*Instruction*: Below is a listing to transcribe in full and exactly; keep the pictures out.

Stored data entries
╔══

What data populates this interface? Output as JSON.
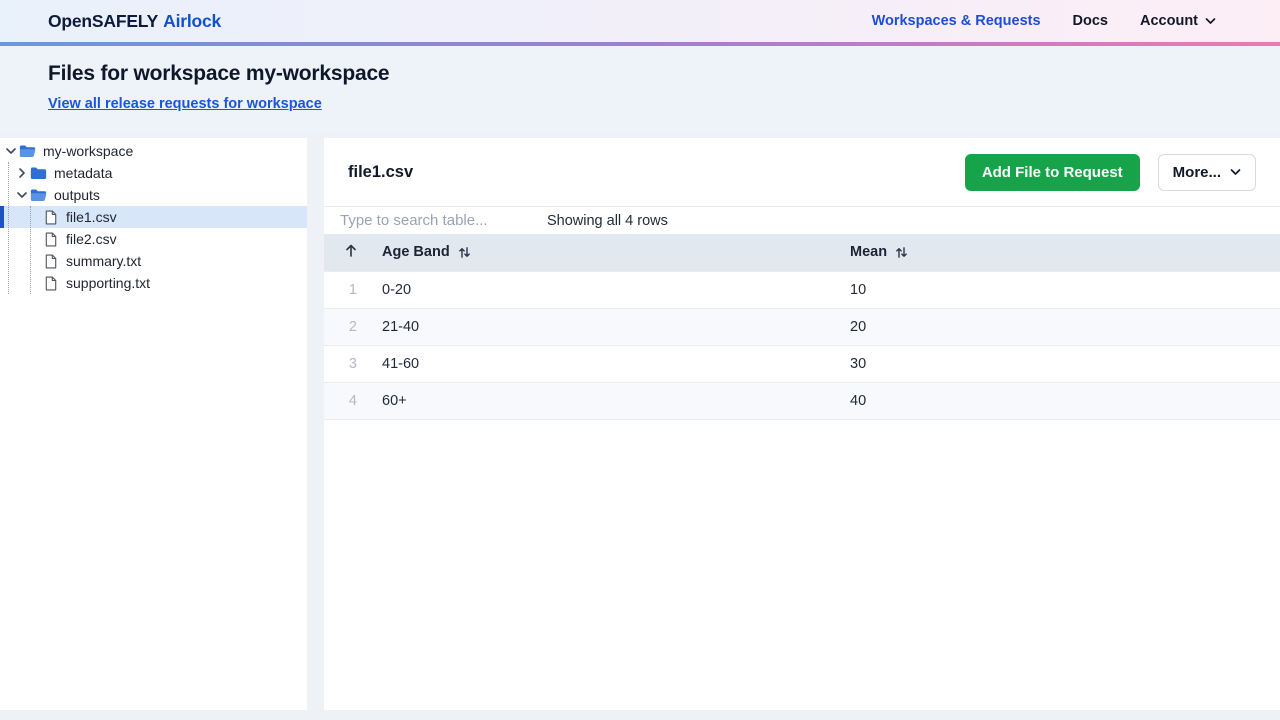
{
  "nav": {
    "brand_primary": "OpenSAFELY",
    "brand_secondary": "Airlock",
    "links": [
      {
        "label": "Workspaces & Requests",
        "icon": null
      },
      {
        "label": "Docs",
        "icon": null
      },
      {
        "label": "Account",
        "icon": "chevron-down-icon"
      }
    ]
  },
  "header": {
    "title": "Files for workspace my-workspace",
    "release_link": "View all release requests for workspace"
  },
  "sidebar": {
    "tree": [
      {
        "label": "my-workspace",
        "depth": 0,
        "icon": "folder-open-icon",
        "chevron": "chevron-down-icon",
        "expanded": true,
        "selected": false
      },
      {
        "label": "metadata",
        "depth": 1,
        "icon": "folder-closed-icon",
        "chevron": "chevron-right-icon",
        "expanded": false,
        "selected": false
      },
      {
        "label": "outputs",
        "depth": 1,
        "icon": "folder-open-icon",
        "chevron": "chevron-down-icon",
        "expanded": true,
        "selected": false
      },
      {
        "label": "file1.csv",
        "depth": 2,
        "icon": "file-icon",
        "chevron": null,
        "selected": true
      },
      {
        "label": "file2.csv",
        "depth": 2,
        "icon": "file-icon",
        "chevron": null,
        "selected": false
      },
      {
        "label": "summary.txt",
        "depth": 2,
        "icon": "file-icon",
        "chevron": null,
        "selected": false
      },
      {
        "label": "supporting.txt",
        "depth": 2,
        "icon": "file-icon",
        "chevron": null,
        "selected": false
      }
    ]
  },
  "main": {
    "file_title": "file1.csv",
    "add_file_button": "Add File to Request",
    "more_button": "More...",
    "search_placeholder": "Type to search table...",
    "showing_text": "Showing all 4 rows",
    "table": {
      "columns": [
        {
          "label": "",
          "icon": "arrow-up-icon",
          "sorted": "asc"
        },
        {
          "label": "Age Band",
          "icon": "sort-icon"
        },
        {
          "label": "Mean",
          "icon": "sort-icon"
        }
      ],
      "rows": [
        {
          "num": "1",
          "age_band": "0-20",
          "mean": "10"
        },
        {
          "num": "2",
          "age_band": "21-40",
          "mean": "20"
        },
        {
          "num": "3",
          "age_band": "41-60",
          "mean": "30"
        },
        {
          "num": "4",
          "age_band": "60+",
          "mean": "40"
        }
      ]
    }
  },
  "colors": {
    "brand_navy": "#0e1b3c",
    "accent_blue": "#1d4ed8",
    "green_button": "#16a34a",
    "tree_selected_bg": "#d8e6f9",
    "tree_selected_bar": "#2053c5",
    "table_header_bg": "#e1e8f0",
    "nav_border_gradient": [
      "#6c98d9",
      "#9f7fd1",
      "#ed79b3"
    ]
  }
}
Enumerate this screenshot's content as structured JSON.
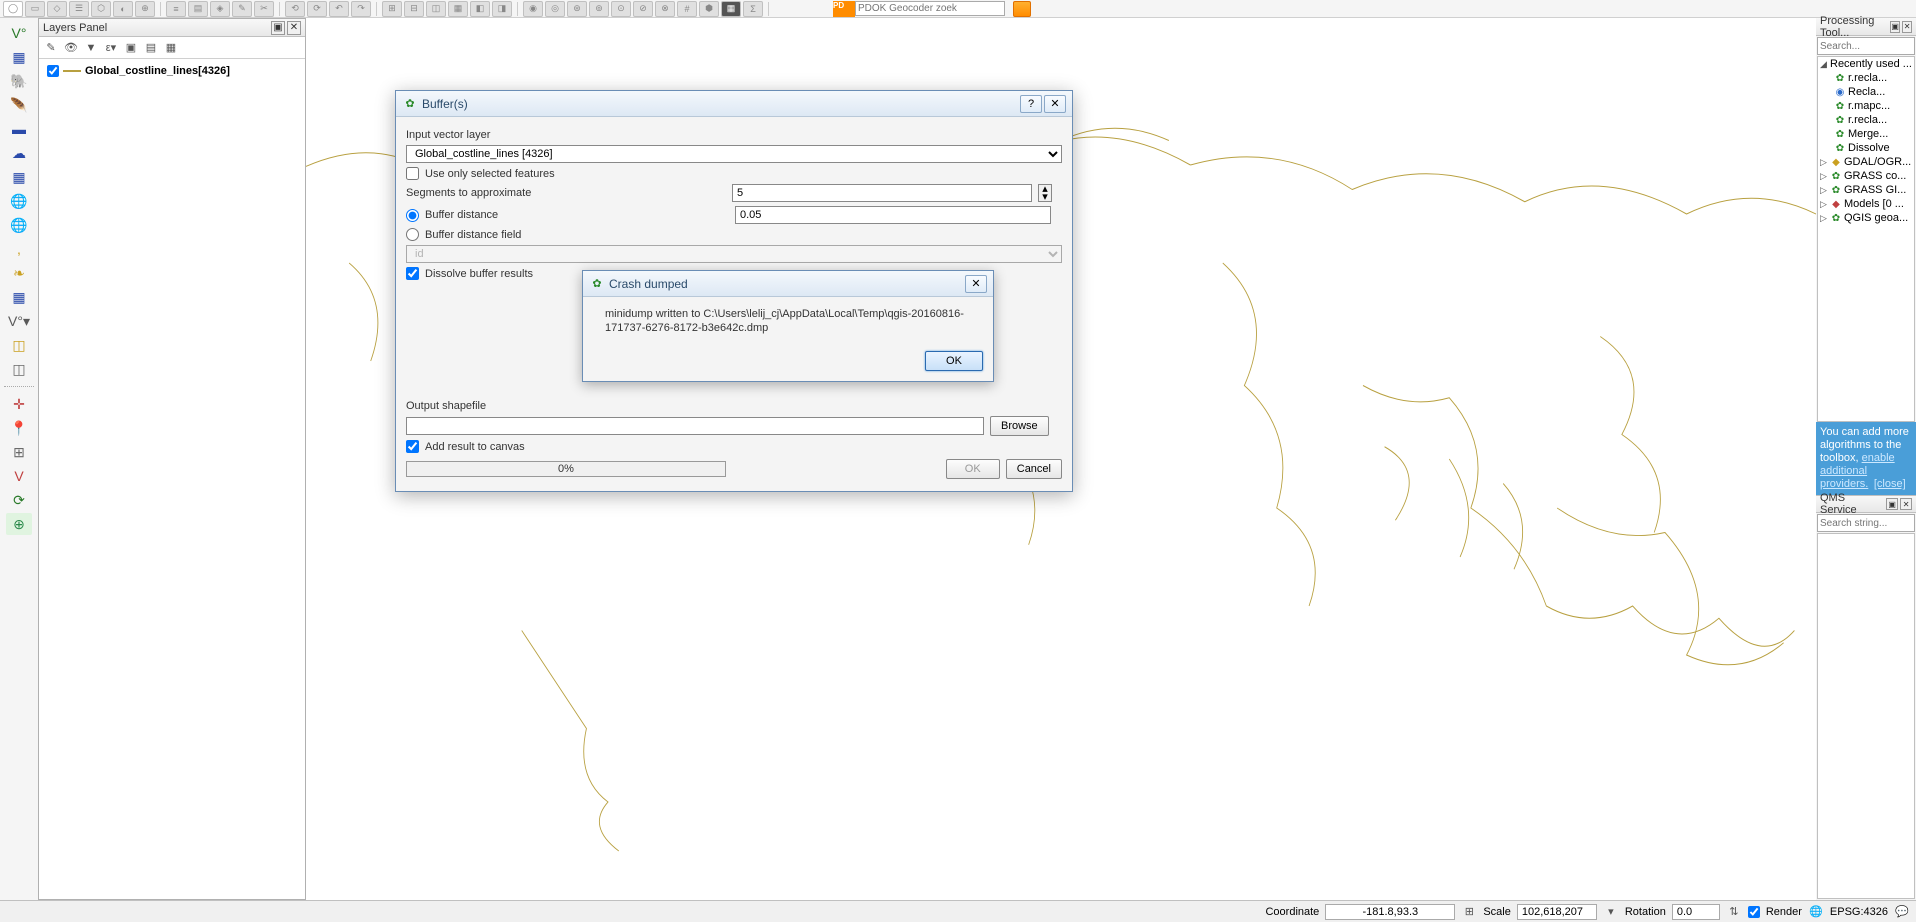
{
  "top_toolbar": {
    "pdok_geocoder_label": "PDOK Geocoder zoek"
  },
  "layers_panel": {
    "title": "Layers Panel",
    "layer_name": "Global_costline_lines[4326]"
  },
  "processing_panel": {
    "title": "Processing Tool...",
    "search_placeholder": "Search...",
    "recent_label": "Recently used ...",
    "recent_items": [
      "r.recla...",
      "Recla...",
      "r.mapc...",
      "r.recla...",
      "Merge...",
      "Dissolve"
    ],
    "groups": [
      "GDAL/OGR...",
      "GRASS co...",
      "GRASS GI...",
      "Models [0 ...",
      "QGIS geoa..."
    ],
    "hint_text1": "You can add more algorithms to the toolbox, ",
    "hint_link1": "enable additional providers.",
    "hint_close": "[close]"
  },
  "qms": {
    "title": "QMS Service",
    "search_placeholder": "Search string..."
  },
  "buffer_dialog": {
    "title": "Buffer(s)",
    "input_label": "Input vector layer",
    "input_value": "Global_costline_lines [4326]",
    "use_selected": "Use only selected features",
    "segments_label": "Segments to approximate",
    "segments_value": "5",
    "buffer_distance_label": "Buffer distance",
    "buffer_distance_value": "0.05",
    "buffer_field_label": "Buffer distance field",
    "buffer_field_value": "id",
    "dissolve_label": "Dissolve buffer results",
    "output_label": "Output shapefile",
    "browse": "Browse",
    "add_canvas": "Add result to canvas",
    "progress": "0%",
    "ok": "OK",
    "cancel": "Cancel"
  },
  "crash_dialog": {
    "title": "Crash dumped",
    "message": "minidump written to C:\\Users\\lelij_cj\\AppData\\Local\\Temp\\qgis-20160816-171737-6276-8172-b3e642c.dmp",
    "ok": "OK"
  },
  "status": {
    "coordinate_label": "Coordinate",
    "coordinate_value": "-181.8,93.3",
    "scale_label": "Scale",
    "scale_value": "102,618,207",
    "rotation_label": "Rotation",
    "rotation_value": "0.0",
    "render_label": "Render",
    "crs_label": "EPSG:4326"
  }
}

╚══

*The solution*:
What data populates this interface? Output as JSON.
{
  "nav": {
    "brand_primary": "OpenSAFELY",
    "brand_secondary": "Airlock",
    "links": [
      {
        "label": "Workspaces & Requests",
        "icon": null
      },
      {
        "label": "Docs",
        "icon": null
      },
      {
        "label": "Account",
        "icon": "chevron-down-icon"
      }
    ]
  },
  "header": {
    "title": "Files for workspace my-workspace",
    "release_link": "View all release requests for workspace"
  },
  "sidebar": {
    "tree": [
      {
        "label": "my-workspace",
        "depth": 0,
        "icon": "folder-open-icon",
        "chevron": "chevron-down-icon",
        "expanded": true,
        "selected": false
      },
      {
        "label": "metadata",
        "depth": 1,
        "icon": "folder-closed-icon",
        "chevron": "chevron-right-icon",
        "expanded": false,
        "selected": false
      },
      {
        "label": "outputs",
        "depth": 1,
        "icon": "folder-open-icon",
        "chevron": "chevron-down-icon",
        "expanded": true,
        "selected": false
      },
      {
        "label": "file1.csv",
        "depth": 2,
        "icon": "file-icon",
        "chevron": null,
        "selected": true
      },
      {
        "label": "file2.csv",
        "depth": 2,
        "icon": "file-icon",
        "chevron": null,
        "selected": false
      },
      {
        "label": "summary.txt",
        "depth": 2,
        "icon": "file-icon",
        "chevron": null,
        "selected": false
      },
      {
        "label": "supporting.txt",
        "depth": 2,
        "icon": "file-icon",
        "chevron": null,
        "selected": false
      }
    ]
  },
  "main": {
    "file_title": "file1.csv",
    "add_file_button": "Add File to Request",
    "more_button": "More...",
    "search_placeholder": "Type to search table...",
    "showing_text": "Showing all 4 rows",
    "table": {
      "columns": [
        {
          "label": "",
          "icon": "arrow-up-icon",
          "sorted": "asc"
        },
        {
          "label": "Age Band",
          "icon": "sort-icon"
        },
        {
          "label": "Mean",
          "icon": "sort-icon"
        }
      ],
      "rows": [
        {
          "num": "1",
          "age_band": "0-20",
          "mean": "10"
        },
        {
          "num": "2",
          "age_band": "21-40",
          "mean": "20"
        },
        {
          "num": "3",
          "age_band": "41-60",
          "mean": "30"
        },
        {
          "num": "4",
          "age_band": "60+",
          "mean": "40"
        }
      ]
    }
  },
  "colors": {
    "brand_navy": "#0e1b3c",
    "accent_blue": "#1d4ed8",
    "green_button": "#16a34a",
    "tree_selected_bg": "#d8e6f9",
    "tree_selected_bar": "#2053c5",
    "table_header_bg": "#e1e8f0",
    "nav_border_gradient": [
      "#6c98d9",
      "#9f7fd1",
      "#ed79b3"
    ]
  }
}
Enumerate this screenshot's content as structured JSON.
{
  "top_toolbar": {
    "pdok_geocoder_label": "PDOK Geocoder zoek"
  },
  "layers_panel": {
    "title": "Layers Panel",
    "layer_name": "Global_costline_lines[4326]"
  },
  "processing_panel": {
    "title": "Processing Tool...",
    "search_placeholder": "Search...",
    "recent_label": "Recently used ...",
    "recent_items": [
      "r.recla...",
      "Recla...",
      "r.mapc...",
      "r.recla...",
      "Merge...",
      "Dissolve"
    ],
    "groups": [
      "GDAL/OGR...",
      "GRASS co...",
      "GRASS GI...",
      "Models [0 ...",
      "QGIS geoa..."
    ],
    "hint_text1": "You can add more algorithms to the toolbox, ",
    "hint_link1": "enable additional providers.",
    "hint_close": "[close]"
  },
  "qms": {
    "title": "QMS Service",
    "search_placeholder": "Search string..."
  },
  "buffer_dialog": {
    "title": "Buffer(s)",
    "input_label": "Input vector layer",
    "input_value": "Global_costline_lines [4326]",
    "use_selected": "Use only selected features",
    "segments_label": "Segments to approximate",
    "segments_value": "5",
    "buffer_distance_label": "Buffer distance",
    "buffer_distance_value": "0.05",
    "buffer_field_label": "Buffer distance field",
    "buffer_field_value": "id",
    "dissolve_label": "Dissolve buffer results",
    "output_label": "Output shapefile",
    "browse": "Browse",
    "add_canvas": "Add result to canvas",
    "progress": "0%",
    "ok": "OK",
    "cancel": "Cancel"
  },
  "crash_dialog": {
    "title": "Crash dumped",
    "message": "minidump written to C:\\Users\\lelij_cj\\AppData\\Local\\Temp\\qgis-20160816-171737-6276-8172-b3e642c.dmp",
    "ok": "OK"
  },
  "status": {
    "coordinate_label": "Coordinate",
    "coordinate_value": "-181.8,93.3",
    "scale_label": "Scale",
    "scale_value": "102,618,207",
    "rotation_label": "Rotation",
    "rotation_value": "0.0",
    "render_label": "Render",
    "crs_label": "EPSG:4326"
  }
}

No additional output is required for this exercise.